In order to prevent unnecessary allocations, there is a static KeywordConstraint.Skip that can be re-used as needed to represent a constraint that doesn’t need to do anything.

Understanding the patterns that already exist will help you build your own keyword implementations.

Saving evaluation results

Once you have validated the instance, you’ll need to record the results. These methods are available on the local result object.

  • Fail() - Fails the validation without a message
  • Fail(string keyword, string? message) - Sets a failed validation along with a predefined error message.
  • Fail(string keyword, string message, params (string token, object? value)[] parameters) - Sets a failed validation along with a templated error message (see Custom Error Messages)

Validation assumes to have passed unless one of these methods is called.

Set any annotations by using .SetAnnotation() on the local result object. Generally this needs to be done whether the keyword passes or fails validation. Annotations are stored as a key-value pair, using the keyword name as the key. The value can be anything, but it should be JSON-serializable in order to be rendered properly in the output.

◆ PROMPT:
Answer these questions using the excerpt on keyword implementations:
1. What static member can be reused to represent a constraint that doesn't need to do anything?
2. What is validation assumed to have done unless one of the Fail methods is called?
3. What is used as the key when annotations are stored?
The stored items are not needed here.

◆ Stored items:
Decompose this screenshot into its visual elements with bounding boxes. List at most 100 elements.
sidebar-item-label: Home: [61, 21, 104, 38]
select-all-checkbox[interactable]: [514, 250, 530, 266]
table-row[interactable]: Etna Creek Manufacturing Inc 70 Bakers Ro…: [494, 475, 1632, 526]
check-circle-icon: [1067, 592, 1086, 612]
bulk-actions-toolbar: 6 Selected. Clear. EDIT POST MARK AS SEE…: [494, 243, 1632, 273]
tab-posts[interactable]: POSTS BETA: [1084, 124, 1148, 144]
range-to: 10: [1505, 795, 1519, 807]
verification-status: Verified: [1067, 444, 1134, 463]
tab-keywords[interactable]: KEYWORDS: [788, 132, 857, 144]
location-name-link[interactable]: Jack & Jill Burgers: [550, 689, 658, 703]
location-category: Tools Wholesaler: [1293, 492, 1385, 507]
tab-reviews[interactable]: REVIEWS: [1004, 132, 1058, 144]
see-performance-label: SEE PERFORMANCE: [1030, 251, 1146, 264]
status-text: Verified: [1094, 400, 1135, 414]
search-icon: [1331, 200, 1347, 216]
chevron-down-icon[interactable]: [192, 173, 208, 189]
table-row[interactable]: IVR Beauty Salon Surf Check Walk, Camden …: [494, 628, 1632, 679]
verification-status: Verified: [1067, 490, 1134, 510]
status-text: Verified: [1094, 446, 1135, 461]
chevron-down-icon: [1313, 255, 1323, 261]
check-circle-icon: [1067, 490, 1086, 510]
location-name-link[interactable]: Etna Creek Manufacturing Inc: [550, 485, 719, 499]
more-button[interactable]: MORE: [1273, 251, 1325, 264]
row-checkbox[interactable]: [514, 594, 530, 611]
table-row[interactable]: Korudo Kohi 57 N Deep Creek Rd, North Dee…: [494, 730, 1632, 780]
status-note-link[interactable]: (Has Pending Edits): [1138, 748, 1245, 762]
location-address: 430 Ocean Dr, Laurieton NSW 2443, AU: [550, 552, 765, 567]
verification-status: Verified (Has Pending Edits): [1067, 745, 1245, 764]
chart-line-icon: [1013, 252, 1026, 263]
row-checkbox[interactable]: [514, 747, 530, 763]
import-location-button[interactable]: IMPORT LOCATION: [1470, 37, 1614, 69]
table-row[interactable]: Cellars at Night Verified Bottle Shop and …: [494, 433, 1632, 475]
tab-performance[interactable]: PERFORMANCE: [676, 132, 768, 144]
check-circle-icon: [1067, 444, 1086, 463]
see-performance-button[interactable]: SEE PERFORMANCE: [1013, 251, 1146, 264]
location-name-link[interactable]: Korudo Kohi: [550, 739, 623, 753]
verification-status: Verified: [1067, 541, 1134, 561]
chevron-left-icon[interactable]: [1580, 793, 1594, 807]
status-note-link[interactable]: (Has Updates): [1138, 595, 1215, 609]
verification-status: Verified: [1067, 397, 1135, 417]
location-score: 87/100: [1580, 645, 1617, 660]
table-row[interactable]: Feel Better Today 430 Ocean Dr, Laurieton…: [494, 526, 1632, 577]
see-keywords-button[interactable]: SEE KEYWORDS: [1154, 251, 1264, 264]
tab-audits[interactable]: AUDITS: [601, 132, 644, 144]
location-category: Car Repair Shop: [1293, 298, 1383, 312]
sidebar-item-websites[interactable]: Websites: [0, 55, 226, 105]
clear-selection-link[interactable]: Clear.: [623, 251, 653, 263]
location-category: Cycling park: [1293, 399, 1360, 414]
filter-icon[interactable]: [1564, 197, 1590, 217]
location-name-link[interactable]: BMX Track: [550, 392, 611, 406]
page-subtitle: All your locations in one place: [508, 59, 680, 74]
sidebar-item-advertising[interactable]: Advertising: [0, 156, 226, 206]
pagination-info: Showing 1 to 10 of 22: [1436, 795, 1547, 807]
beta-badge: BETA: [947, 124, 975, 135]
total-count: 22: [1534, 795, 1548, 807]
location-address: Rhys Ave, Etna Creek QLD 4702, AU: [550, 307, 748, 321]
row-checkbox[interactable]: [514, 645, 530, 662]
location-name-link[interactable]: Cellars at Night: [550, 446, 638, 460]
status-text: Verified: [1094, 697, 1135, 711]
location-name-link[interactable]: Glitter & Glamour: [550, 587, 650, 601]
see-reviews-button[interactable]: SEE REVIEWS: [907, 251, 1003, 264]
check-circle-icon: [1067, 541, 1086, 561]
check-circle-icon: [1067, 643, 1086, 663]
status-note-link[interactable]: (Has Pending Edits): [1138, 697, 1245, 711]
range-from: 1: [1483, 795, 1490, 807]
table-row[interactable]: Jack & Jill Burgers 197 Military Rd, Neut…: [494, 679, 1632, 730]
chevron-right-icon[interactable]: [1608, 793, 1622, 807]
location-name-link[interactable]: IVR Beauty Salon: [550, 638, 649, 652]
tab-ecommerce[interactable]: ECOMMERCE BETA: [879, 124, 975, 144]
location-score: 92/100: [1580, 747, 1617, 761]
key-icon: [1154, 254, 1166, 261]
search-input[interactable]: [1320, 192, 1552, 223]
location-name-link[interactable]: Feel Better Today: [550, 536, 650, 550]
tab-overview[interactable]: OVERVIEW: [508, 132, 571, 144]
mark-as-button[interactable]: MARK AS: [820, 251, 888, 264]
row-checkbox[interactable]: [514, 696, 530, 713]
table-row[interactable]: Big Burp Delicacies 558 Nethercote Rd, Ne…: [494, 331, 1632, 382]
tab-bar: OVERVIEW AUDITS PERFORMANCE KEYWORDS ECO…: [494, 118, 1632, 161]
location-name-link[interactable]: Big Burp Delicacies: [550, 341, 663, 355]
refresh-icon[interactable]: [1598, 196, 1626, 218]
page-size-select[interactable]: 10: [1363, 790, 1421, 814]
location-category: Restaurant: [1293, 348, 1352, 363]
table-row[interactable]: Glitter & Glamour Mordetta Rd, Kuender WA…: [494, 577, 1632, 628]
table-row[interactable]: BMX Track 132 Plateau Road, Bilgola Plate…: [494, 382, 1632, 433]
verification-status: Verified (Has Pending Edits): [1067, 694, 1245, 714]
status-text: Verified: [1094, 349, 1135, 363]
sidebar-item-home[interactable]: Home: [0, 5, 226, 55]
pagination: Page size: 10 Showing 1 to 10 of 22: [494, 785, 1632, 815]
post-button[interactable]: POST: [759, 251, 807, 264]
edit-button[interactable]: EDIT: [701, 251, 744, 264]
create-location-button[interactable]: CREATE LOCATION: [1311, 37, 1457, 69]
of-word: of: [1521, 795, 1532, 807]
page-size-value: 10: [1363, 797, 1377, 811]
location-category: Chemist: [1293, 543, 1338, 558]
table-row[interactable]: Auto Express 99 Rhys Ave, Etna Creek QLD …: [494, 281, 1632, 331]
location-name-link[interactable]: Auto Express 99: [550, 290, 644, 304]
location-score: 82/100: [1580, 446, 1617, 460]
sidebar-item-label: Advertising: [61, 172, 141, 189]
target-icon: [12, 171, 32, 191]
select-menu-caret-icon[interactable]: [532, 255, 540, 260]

◆ EXERCISE SOLUTION:
1. KeywordConstraint.Skip
2. Passed
3. The keyword name